§ **Supplied records**:
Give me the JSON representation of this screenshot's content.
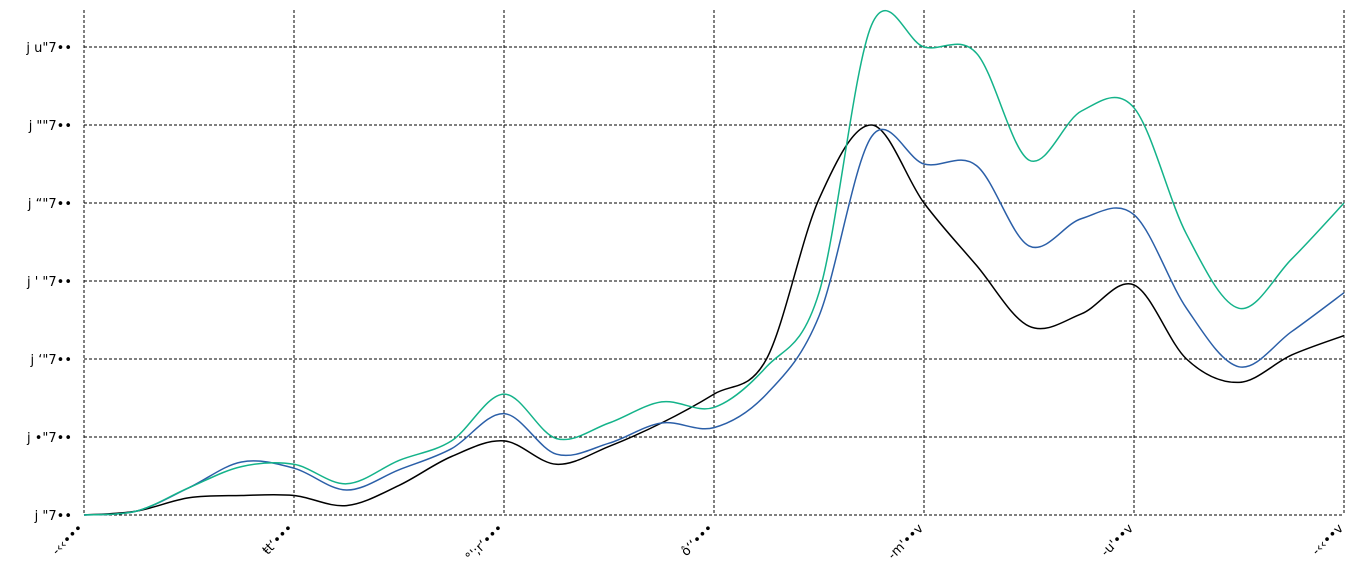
{
  "chart_data": {
    "type": "line",
    "title": "",
    "xlabel": "",
    "ylabel": "",
    "x": [
      0,
      0.5,
      1,
      1.5,
      2,
      2.5,
      3,
      3.5,
      4,
      4.5,
      5,
      5.5,
      6,
      6.5,
      7,
      7.5,
      8,
      8.5,
      9,
      9.5,
      10,
      10.5,
      11,
      11.5,
      12
    ],
    "xlim": [
      0,
      12
    ],
    "ylim": [
      0,
      6.3
    ],
    "x_tick_labels": [
      "-‹‹•••",
      "ŧt‘•••",
      "°';r‘•••",
      "ô‘‘•••",
      "-m'••v",
      "-u'••v",
      "-‹‹••v"
    ],
    "y_tick_labels": [
      "j \"7••",
      "j •\"7••",
      "j ‘\"7••",
      "j ' \"7••",
      "j “\"7••",
      "j \"\"7••",
      "j u\"7••"
    ],
    "grid": true,
    "legend": "none",
    "series": [
      {
        "color": "#000000",
        "values": [
          0,
          0.05,
          0.22,
          0.25,
          0.25,
          0.12,
          0.38,
          0.75,
          0.95,
          0.65,
          0.88,
          1.18,
          1.55,
          2.0,
          4.05,
          5.0,
          4.0,
          3.2,
          2.42,
          2.58,
          2.95,
          2.0,
          1.7,
          2.05,
          2.3
        ]
      },
      {
        "color": "#2b5fa8",
        "values": [
          0,
          0.05,
          0.35,
          0.68,
          0.6,
          0.32,
          0.58,
          0.85,
          1.3,
          0.78,
          0.92,
          1.18,
          1.12,
          1.55,
          2.55,
          4.85,
          4.5,
          4.48,
          3.45,
          3.8,
          3.85,
          2.65,
          1.9,
          2.35,
          2.85
        ]
      },
      {
        "color": "#14b38a",
        "values": [
          0,
          0.05,
          0.35,
          0.62,
          0.65,
          0.4,
          0.7,
          0.95,
          1.55,
          0.98,
          1.18,
          1.45,
          1.38,
          1.9,
          2.85,
          6.28,
          6.0,
          5.92,
          4.55,
          5.18,
          5.22,
          3.6,
          2.65,
          3.28,
          4.0
        ]
      }
    ]
  }
}
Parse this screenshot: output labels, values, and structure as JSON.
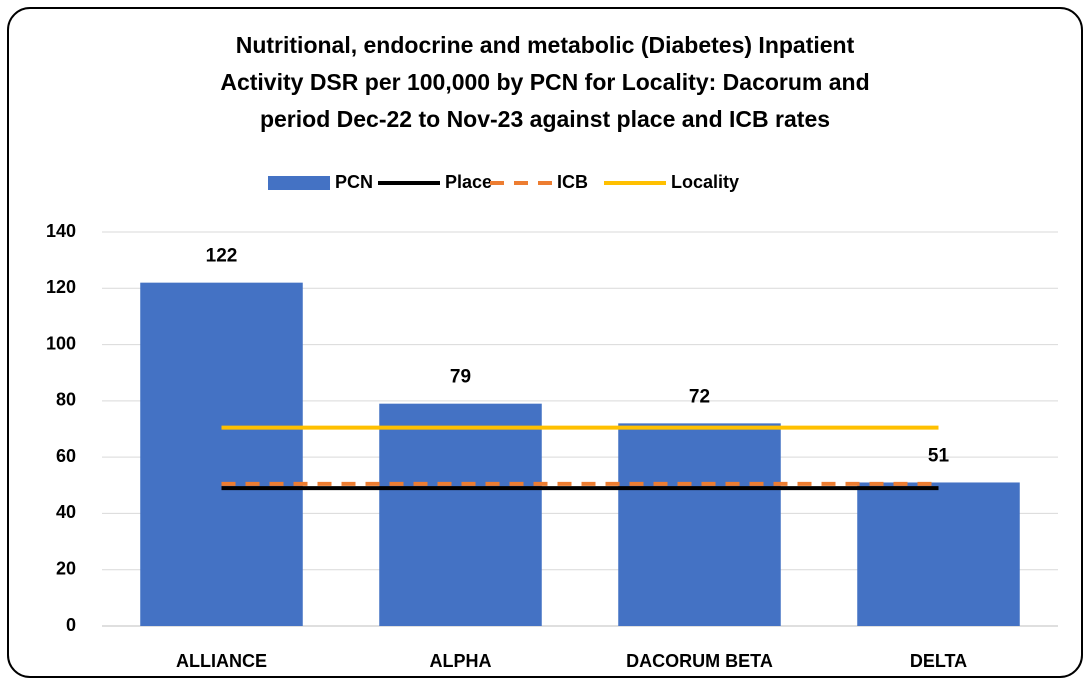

§ **Task directions**:
Say how many lines of the data hold the string "color". Reply with the number alone.

§ **Answer**:
3